(Records)
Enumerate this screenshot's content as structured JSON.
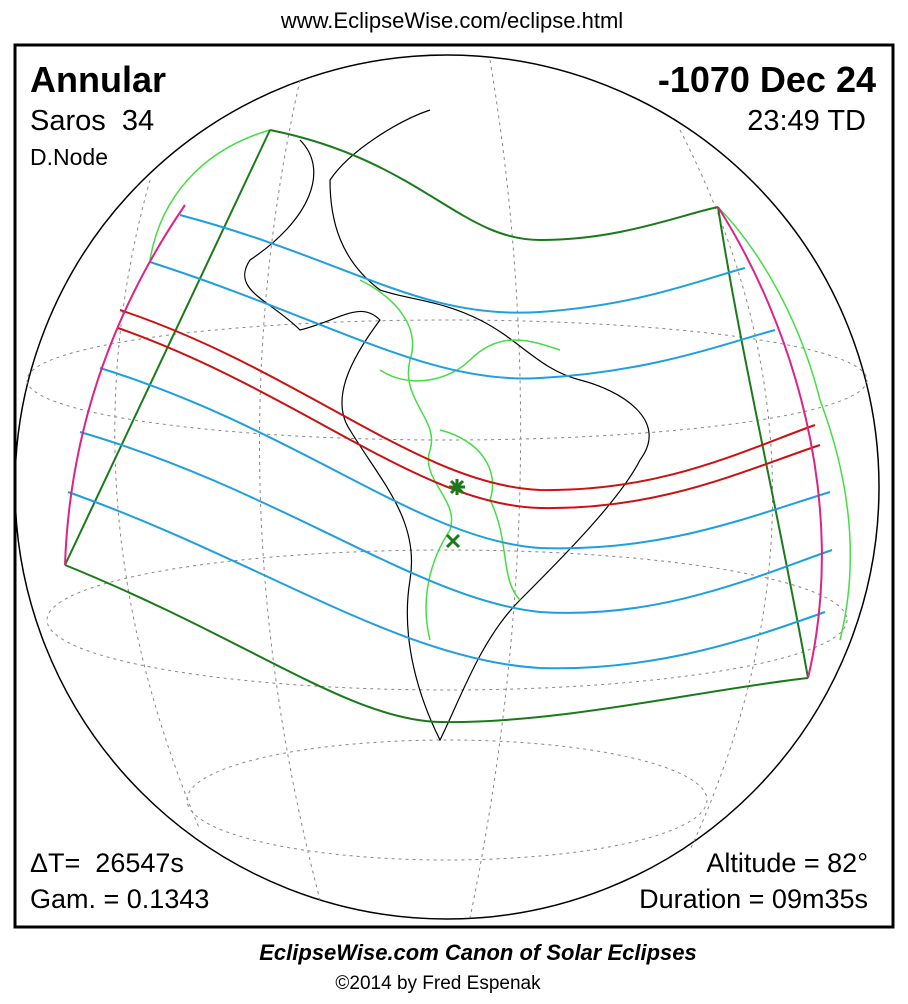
{
  "header": {
    "url": "www.EclipseWise.com/eclipse.html"
  },
  "eclipse": {
    "type": "Annular",
    "saros": "Saros  34",
    "node": "D.Node",
    "date": "-1070 Dec 24",
    "time": "23:49 TD",
    "delta_t": "ΔT=  26547s",
    "gamma": "Gam. = 0.1343",
    "altitude": "Altitude = 82°",
    "duration": "Duration = 09m35s"
  },
  "footer": {
    "title": "EclipseWise.com Canon of Solar Eclipses",
    "credit": "©2014 by Fred Espenak"
  }
}
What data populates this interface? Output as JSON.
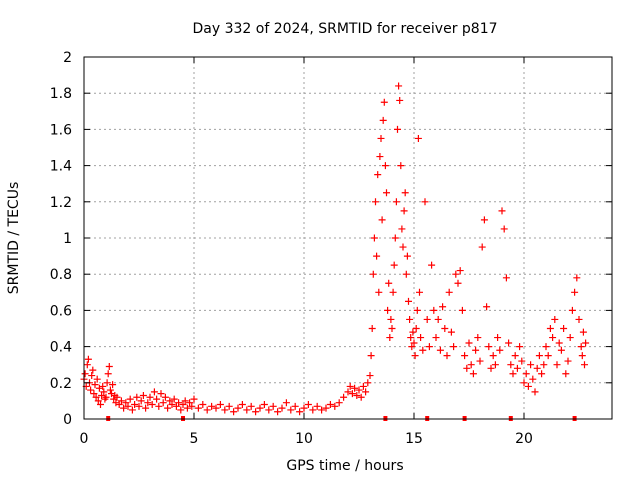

• PROBLEM STATEMENT: Transcribe the material exactly, keeping every word and none of the pictures.

• EXERCISE ANSWER:
Enumerate this screenshot's content as structured JSON.
{
  "header": {
    "url": "www.EclipseWise.com/eclipse.html"
  },
  "eclipse": {
    "type": "Annular",
    "saros": "Saros  34",
    "node": "D.Node",
    "date": "-1070 Dec 24",
    "time": "23:49 TD",
    "delta_t": "ΔT=  26547s",
    "gamma": "Gam. = 0.1343",
    "altitude": "Altitude = 82°",
    "duration": "Duration = 09m35s"
  },
  "footer": {
    "title": "EclipseWise.com Canon of Solar Eclipses",
    "credit": "©2014 by Fred Espenak"
  }
}
What data populates this interface? Output as JSON.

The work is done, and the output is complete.